### To be done
Copy the listing verbatim, excluding any images found in it.

[Entries taken from a collection]

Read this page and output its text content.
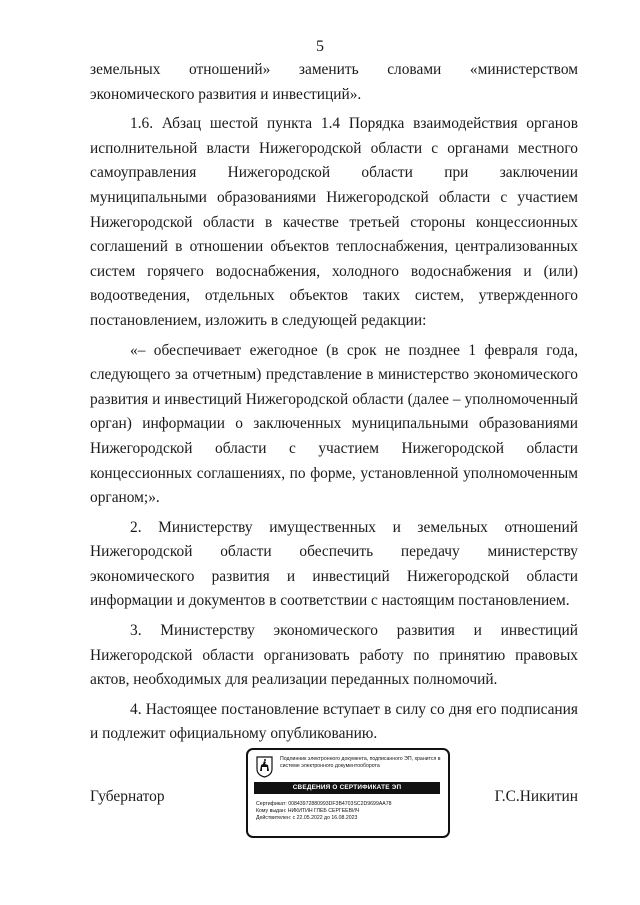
5

земельных отношений» заменить словами «министерством экономического развития и инвестиций».

1.6. Абзац шестой пункта 1.4 Порядка взаимодействия органов исполнительной власти Нижегородской области с органами местного самоуправления Нижегородской области при заключении муниципальными образованиями Нижегородской области с участием Нижегородской области в качестве третьей стороны концессионных соглашений в отношении объектов теплоснабжения, централизованных систем горячего водоснабжения, холодного водоснабжения и (или) водоотведения, отдельных объектов таких систем, утвержденного постановлением, изложить в следующей редакции:

«– обеспечивает ежегодное (в срок не позднее 1 февраля года, следующего за отчетным) представление в министерство экономического развития и инвестиций Нижегородской области (далее – уполномоченный орган) информации о заключенных муниципальными образованиями Нижегородской области с участием Нижегородской области концессионных соглашениях, по форме, установленной уполномоченным органом;».

2. Министерству имущественных и земельных отношений Нижегородской области обеспечить передачу министерству экономического развития и инвестиций Нижегородской области информации и документов в соответствии с настоящим постановлением.

3. Министерству экономического развития и инвестиций Нижегородской области организовать работу по принятию правовых актов, необходимых для реализации переданных полномочий.

4. Настоящее постановление вступает в силу со дня его подписания и подлежит официальному опубликованию.

Губернатор	Г.С.Никитин
Подлинник электронного документа, подписанного ЭП, хранится в системе электронного документооборота
СВЕДЕНИЯ О СЕРТИФИКАТЕ ЭП
Сертификат: 00843972880993DF3B4703SC2D9699AA78
Кому выдан: НИКИТИН ГЛЕБ СЕРГЕЕВИЧ
Действителен: с 22.05.2022 до 16.08.2023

### Result of this exercise
Read this page and output its text content.
5

земельных отношений» заменить словами «министерством экономического развития и инвестиций».

1.6. Абзац шестой пункта 1.4 Порядка взаимодействия органов исполнительной власти Нижегородской области с органами местного самоуправления Нижегородской области при заключении муниципальными образованиями Нижегородской области с участием Нижегородской области в качестве третьей стороны концессионных соглашений в отношении объектов теплоснабжения, централизованных систем горячего водоснабжения, холодного водоснабжения и (или) водоотведения, отдельных объектов таких систем, утвержденного постановлением, изложить в следующей редакции:

«– обеспечивает ежегодное (в срок не позднее 1 февраля года, следующего за отчетным) представление в министерство экономического развития и инвестиций Нижегородской области (далее – уполномоченный орган) информации о заключенных муниципальными образованиями Нижегородской области с участием Нижегородской области концессионных соглашениях, по форме, установленной уполномоченным органом;».

2. Министерству имущественных и земельных отношений Нижегородской области обеспечить передачу министерству экономического развития и инвестиций Нижегородской области информации и документов в соответствии с настоящим постановлением.

3. Министерству экономического развития и инвестиций Нижегородской области организовать работу по принятию правовых актов, необходимых для реализации переданных полномочий.

4. Настоящее постановление вступает в силу со дня его подписания и подлежит официальному опубликованию.

Губернатор	Г.С.Никитин
Подлинник электронного документа, подписанного ЭП, хранится в системе электронного документооборота
СВЕДЕНИЯ О СЕРТИФИКАТЕ ЭП
Сертификат: 00843972880993DF3B4703SC2D9699AA78
Кому выдан: НИКИТИН ГЛЕБ СЕРГЕЕВИЧ
Действителен: с 22.05.2022 до 16.08.2023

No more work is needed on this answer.